### Task directions
Pull every line containing "color" from the entries.

### Supplied data
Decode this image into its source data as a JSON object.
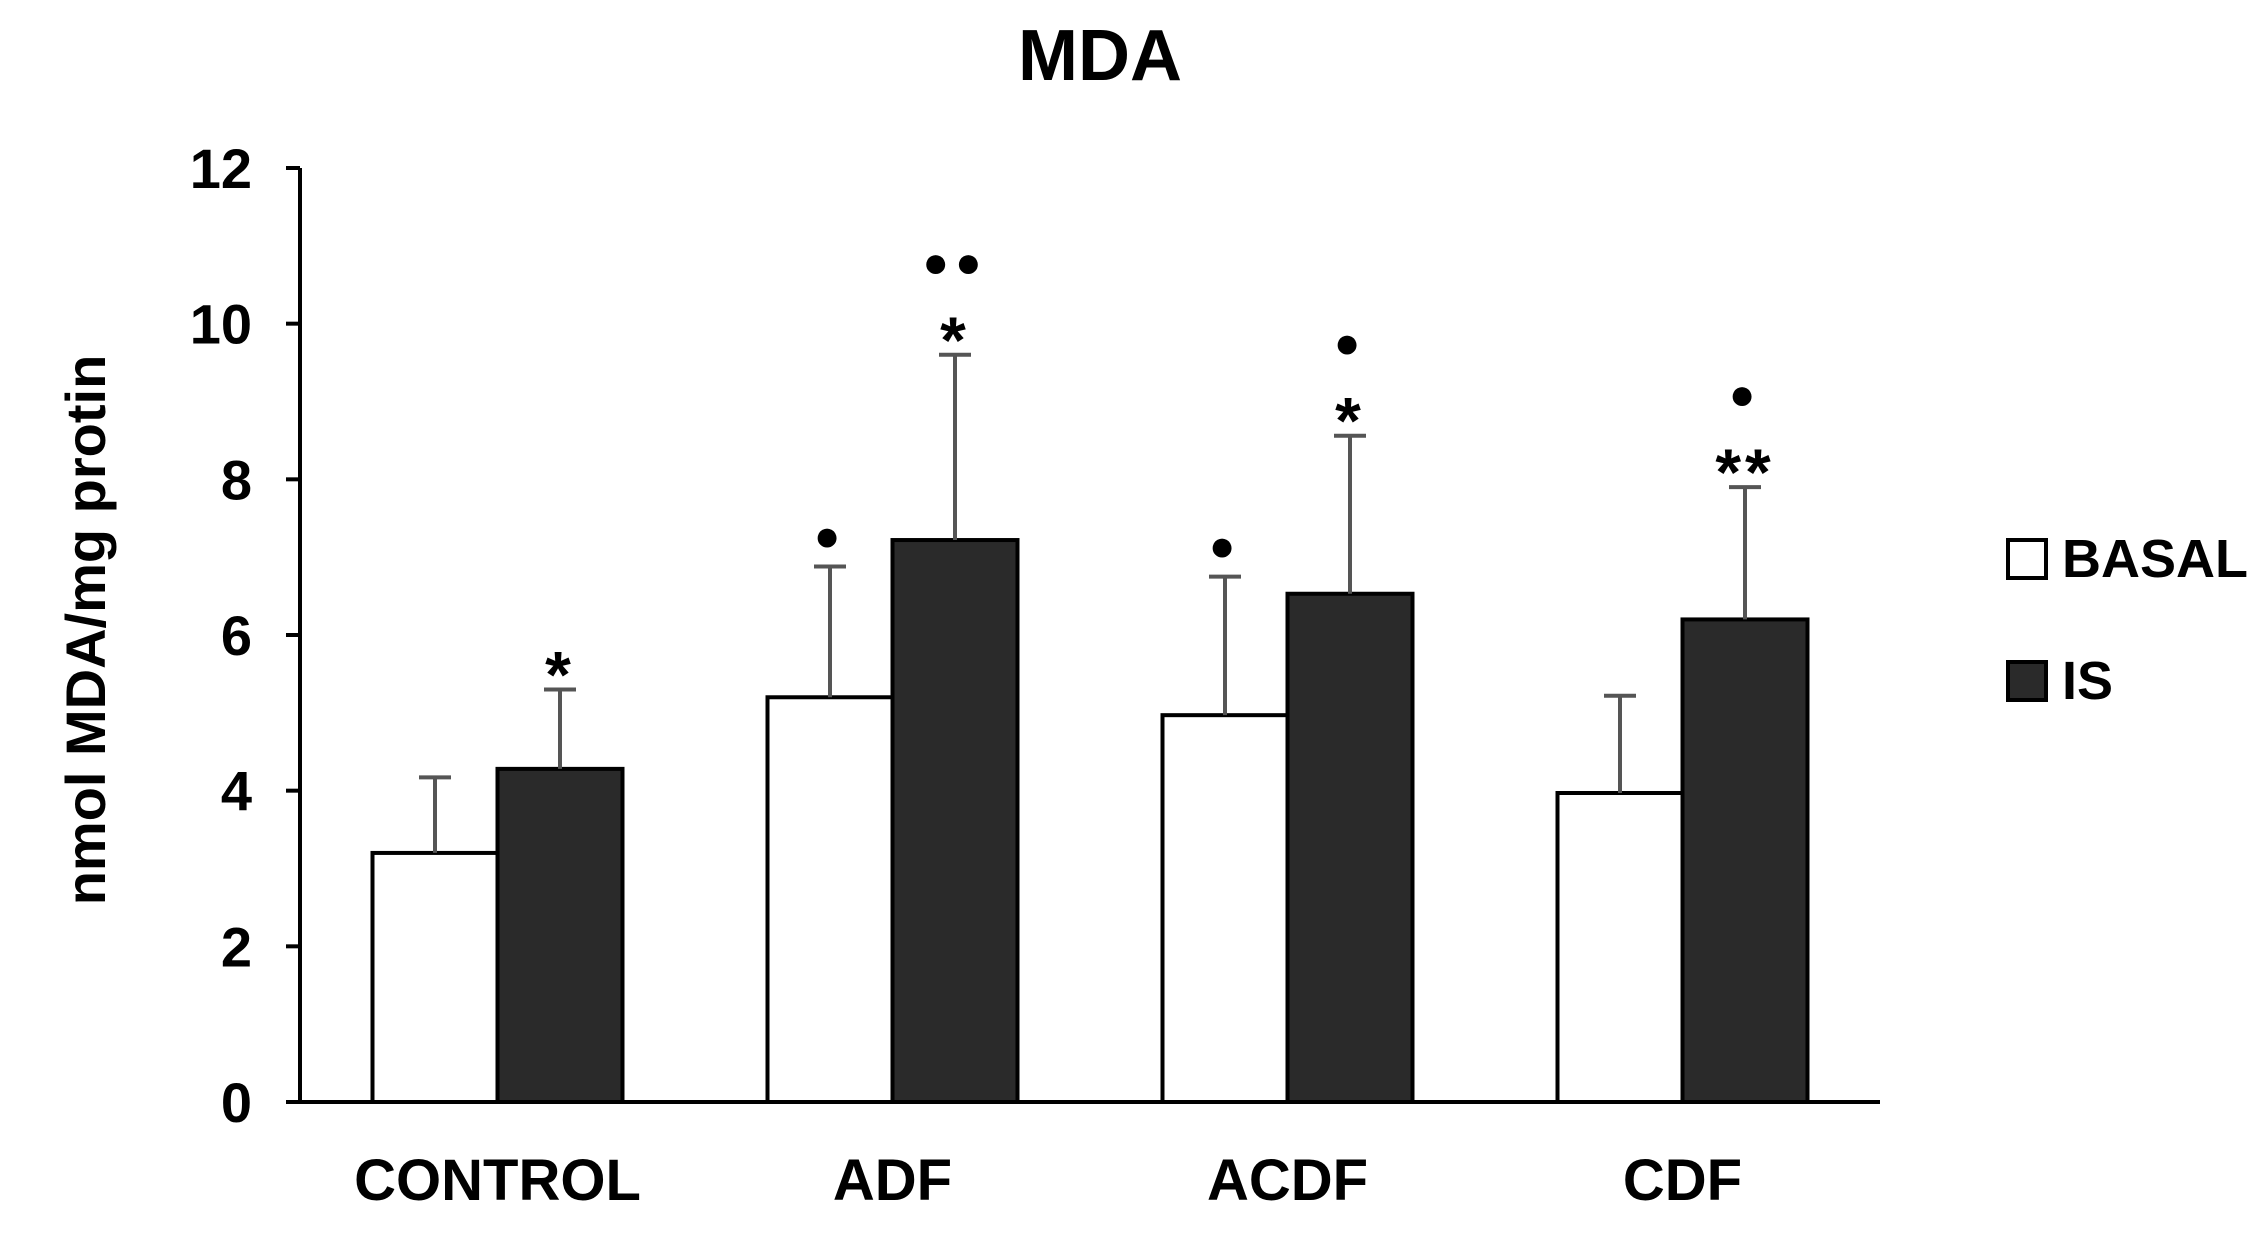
{
  "chart_data": {
    "type": "bar",
    "title": "MDA",
    "xlabel": "",
    "ylabel": "nmol MDA/mg protin",
    "ylim": [
      0,
      12
    ],
    "yticks": [
      0,
      2,
      4,
      6,
      8,
      10,
      12
    ],
    "categories": [
      "CONTROL",
      "ADF",
      "ACDF",
      "CDF"
    ],
    "series": [
      {
        "name": "BASAL",
        "color": "#ffffff",
        "values": [
          3.2,
          5.2,
          4.97,
          3.97
        ],
        "errors": [
          0.97,
          1.68,
          1.78,
          1.25
        ],
        "annotations": [
          "",
          "●",
          "●",
          ""
        ]
      },
      {
        "name": "IS",
        "color": "#2a2a2a",
        "values": [
          4.28,
          7.22,
          6.53,
          6.2
        ],
        "errors": [
          1.02,
          2.38,
          2.03,
          1.7
        ],
        "annotations": [
          "*",
          "●●\n*",
          "●\n*",
          "●\n**"
        ]
      }
    ],
    "legend_position": "right",
    "grid": false
  }
}
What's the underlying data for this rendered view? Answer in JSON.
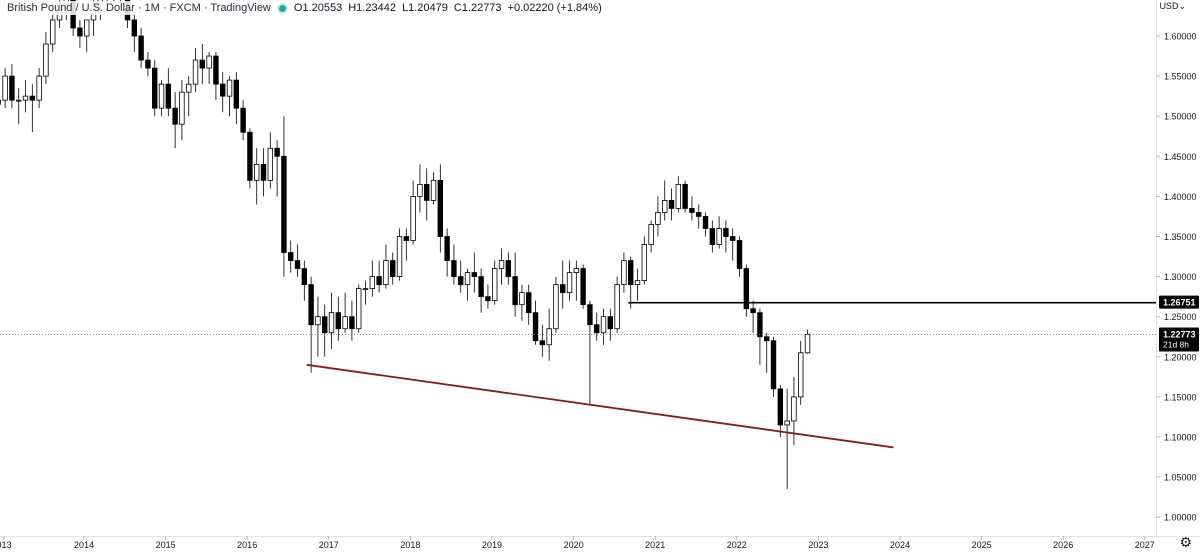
{
  "header": {
    "symbol": "British Pound / U.S. Dollar · 1M · FXCM · TradingView",
    "open_label": "O",
    "open": "1.20553",
    "high_label": "H",
    "high": "1.23442",
    "low_label": "L",
    "low": "1.20479",
    "close_label": "C",
    "close": "1.22773",
    "change": "+0.02220 (+1.84%)"
  },
  "price_scale": {
    "currency": "USD"
  },
  "chart_data": {
    "type": "candlestick",
    "interval": "1M",
    "y_ticks": [
      "1.60000",
      "1.55000",
      "1.50000",
      "1.45000",
      "1.40000",
      "1.35000",
      "1.30000",
      "1.25000",
      "1.20000",
      "1.15000",
      "1.10000",
      "1.05000",
      "1.00000"
    ],
    "x_ticks": [
      "013",
      "2014",
      "2015",
      "2016",
      "2017",
      "2018",
      "2019",
      "2020",
      "2021",
      "2022",
      "2023",
      "2024",
      "2025",
      "2026",
      "2027"
    ],
    "ylim": [
      0.985,
      1.665
    ],
    "xlim": [
      2013.0,
      2027.0
    ],
    "last_price": {
      "value": "1.22773",
      "countdown": "21d 8h"
    },
    "horizontal_level": {
      "value": "1.26751",
      "from_x": 2020.67
    },
    "trendline": {
      "from": [
        2016.73,
        1.19
      ],
      "to": [
        2023.92,
        1.087
      ],
      "color": "#8b1a1a"
    },
    "candles": [
      [
        1.515,
        1.54,
        1.505,
        1.52
      ],
      [
        1.52,
        1.56,
        1.51,
        1.55
      ],
      [
        1.55,
        1.565,
        1.51,
        1.52
      ],
      [
        1.52,
        1.535,
        1.49,
        1.52
      ],
      [
        1.52,
        1.545,
        1.505,
        1.525
      ],
      [
        1.525,
        1.54,
        1.48,
        1.52
      ],
      [
        1.52,
        1.56,
        1.51,
        1.55
      ],
      [
        1.55,
        1.605,
        1.54,
        1.59
      ],
      [
        1.59,
        1.64,
        1.58,
        1.62
      ],
      [
        1.62,
        1.65,
        1.61,
        1.64
      ],
      [
        1.64,
        1.66,
        1.62,
        1.65
      ],
      [
        1.65,
        1.66,
        1.6,
        1.61
      ],
      [
        1.61,
        1.62,
        1.585,
        1.6
      ],
      [
        1.6,
        1.62,
        1.58,
        1.62
      ],
      [
        1.62,
        1.66,
        1.6,
        1.64
      ],
      [
        1.64,
        1.67,
        1.62,
        1.655
      ],
      [
        1.655,
        1.665,
        1.63,
        1.66
      ],
      [
        1.66,
        1.67,
        1.64,
        1.65
      ],
      [
        1.65,
        1.665,
        1.635,
        1.65
      ],
      [
        1.65,
        1.66,
        1.61,
        1.62
      ],
      [
        1.62,
        1.63,
        1.58,
        1.6
      ],
      [
        1.6,
        1.61,
        1.56,
        1.57
      ],
      [
        1.57,
        1.58,
        1.55,
        1.56
      ],
      [
        1.56,
        1.57,
        1.5,
        1.51
      ],
      [
        1.51,
        1.545,
        1.5,
        1.54
      ],
      [
        1.54,
        1.56,
        1.5,
        1.51
      ],
      [
        1.51,
        1.53,
        1.46,
        1.49
      ],
      [
        1.49,
        1.545,
        1.47,
        1.53
      ],
      [
        1.53,
        1.55,
        1.5,
        1.54
      ],
      [
        1.54,
        1.585,
        1.53,
        1.57
      ],
      [
        1.57,
        1.59,
        1.54,
        1.56
      ],
      [
        1.56,
        1.58,
        1.54,
        1.575
      ],
      [
        1.575,
        1.58,
        1.52,
        1.54
      ],
      [
        1.54,
        1.555,
        1.505,
        1.525
      ],
      [
        1.525,
        1.55,
        1.5,
        1.545
      ],
      [
        1.545,
        1.555,
        1.49,
        1.51
      ],
      [
        1.51,
        1.52,
        1.47,
        1.48
      ],
      [
        1.48,
        1.485,
        1.41,
        1.42
      ],
      [
        1.42,
        1.46,
        1.39,
        1.44
      ],
      [
        1.44,
        1.46,
        1.4,
        1.42
      ],
      [
        1.42,
        1.48,
        1.41,
        1.46
      ],
      [
        1.46,
        1.47,
        1.4,
        1.45
      ],
      [
        1.45,
        1.5,
        1.3,
        1.33
      ],
      [
        1.33,
        1.345,
        1.305,
        1.32
      ],
      [
        1.32,
        1.34,
        1.3,
        1.31
      ],
      [
        1.31,
        1.32,
        1.27,
        1.29
      ],
      [
        1.29,
        1.3,
        1.18,
        1.24
      ],
      [
        1.24,
        1.275,
        1.2,
        1.25
      ],
      [
        1.25,
        1.265,
        1.2,
        1.23
      ],
      [
        1.23,
        1.28,
        1.21,
        1.255
      ],
      [
        1.255,
        1.275,
        1.22,
        1.235
      ],
      [
        1.235,
        1.28,
        1.23,
        1.25
      ],
      [
        1.25,
        1.27,
        1.22,
        1.235
      ],
      [
        1.235,
        1.29,
        1.23,
        1.285
      ],
      [
        1.285,
        1.295,
        1.265,
        1.285
      ],
      [
        1.285,
        1.32,
        1.275,
        1.3
      ],
      [
        1.3,
        1.32,
        1.28,
        1.29
      ],
      [
        1.29,
        1.34,
        1.285,
        1.32
      ],
      [
        1.32,
        1.33,
        1.29,
        1.3
      ],
      [
        1.3,
        1.36,
        1.295,
        1.35
      ],
      [
        1.35,
        1.36,
        1.32,
        1.345
      ],
      [
        1.345,
        1.42,
        1.34,
        1.4
      ],
      [
        1.4,
        1.44,
        1.38,
        1.415
      ],
      [
        1.415,
        1.435,
        1.37,
        1.395
      ],
      [
        1.395,
        1.43,
        1.39,
        1.42
      ],
      [
        1.42,
        1.44,
        1.33,
        1.35
      ],
      [
        1.35,
        1.36,
        1.3,
        1.32
      ],
      [
        1.32,
        1.34,
        1.29,
        1.3
      ],
      [
        1.3,
        1.32,
        1.28,
        1.29
      ],
      [
        1.29,
        1.31,
        1.27,
        1.305
      ],
      [
        1.305,
        1.33,
        1.28,
        1.3
      ],
      [
        1.3,
        1.31,
        1.255,
        1.275
      ],
      [
        1.275,
        1.29,
        1.26,
        1.27
      ],
      [
        1.27,
        1.32,
        1.265,
        1.31
      ],
      [
        1.31,
        1.335,
        1.29,
        1.32
      ],
      [
        1.32,
        1.33,
        1.29,
        1.3
      ],
      [
        1.3,
        1.33,
        1.25,
        1.265
      ],
      [
        1.265,
        1.29,
        1.245,
        1.28
      ],
      [
        1.28,
        1.29,
        1.24,
        1.255
      ],
      [
        1.255,
        1.27,
        1.215,
        1.22
      ],
      [
        1.22,
        1.24,
        1.2,
        1.215
      ],
      [
        1.215,
        1.26,
        1.195,
        1.235
      ],
      [
        1.235,
        1.3,
        1.23,
        1.29
      ],
      [
        1.29,
        1.32,
        1.26,
        1.28
      ],
      [
        1.28,
        1.32,
        1.27,
        1.305
      ],
      [
        1.305,
        1.32,
        1.27,
        1.31
      ],
      [
        1.31,
        1.315,
        1.26,
        1.265
      ],
      [
        1.265,
        1.27,
        1.14,
        1.24
      ],
      [
        1.24,
        1.255,
        1.22,
        1.23
      ],
      [
        1.23,
        1.26,
        1.215,
        1.25
      ],
      [
        1.25,
        1.26,
        1.22,
        1.235
      ],
      [
        1.235,
        1.3,
        1.23,
        1.29
      ],
      [
        1.29,
        1.33,
        1.28,
        1.32
      ],
      [
        1.32,
        1.325,
        1.26,
        1.29
      ],
      [
        1.29,
        1.31,
        1.27,
        1.295
      ],
      [
        1.295,
        1.35,
        1.29,
        1.34
      ],
      [
        1.34,
        1.37,
        1.33,
        1.365
      ],
      [
        1.365,
        1.4,
        1.35,
        1.38
      ],
      [
        1.38,
        1.42,
        1.37,
        1.395
      ],
      [
        1.395,
        1.41,
        1.37,
        1.385
      ],
      [
        1.385,
        1.425,
        1.38,
        1.415
      ],
      [
        1.415,
        1.42,
        1.38,
        1.385
      ],
      [
        1.385,
        1.4,
        1.37,
        1.38
      ],
      [
        1.38,
        1.39,
        1.36,
        1.375
      ],
      [
        1.375,
        1.38,
        1.35,
        1.36
      ],
      [
        1.36,
        1.37,
        1.33,
        1.34
      ],
      [
        1.34,
        1.375,
        1.335,
        1.36
      ],
      [
        1.36,
        1.37,
        1.33,
        1.35
      ],
      [
        1.35,
        1.36,
        1.32,
        1.345
      ],
      [
        1.345,
        1.35,
        1.3,
        1.31
      ],
      [
        1.31,
        1.315,
        1.25,
        1.26
      ],
      [
        1.26,
        1.27,
        1.23,
        1.255
      ],
      [
        1.255,
        1.26,
        1.19,
        1.225
      ],
      [
        1.225,
        1.23,
        1.18,
        1.22
      ],
      [
        1.22,
        1.225,
        1.15,
        1.16
      ],
      [
        1.16,
        1.165,
        1.1,
        1.115
      ],
      [
        1.115,
        1.16,
        1.035,
        1.12
      ],
      [
        1.12,
        1.175,
        1.09,
        1.15
      ],
      [
        1.15,
        1.22,
        1.14,
        1.205
      ],
      [
        1.205,
        1.234,
        1.204,
        1.228
      ]
    ]
  }
}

### Task result
        "color": "#ffffff",
        "color": "#2a2a2a",
      "color": "#8b1a1a"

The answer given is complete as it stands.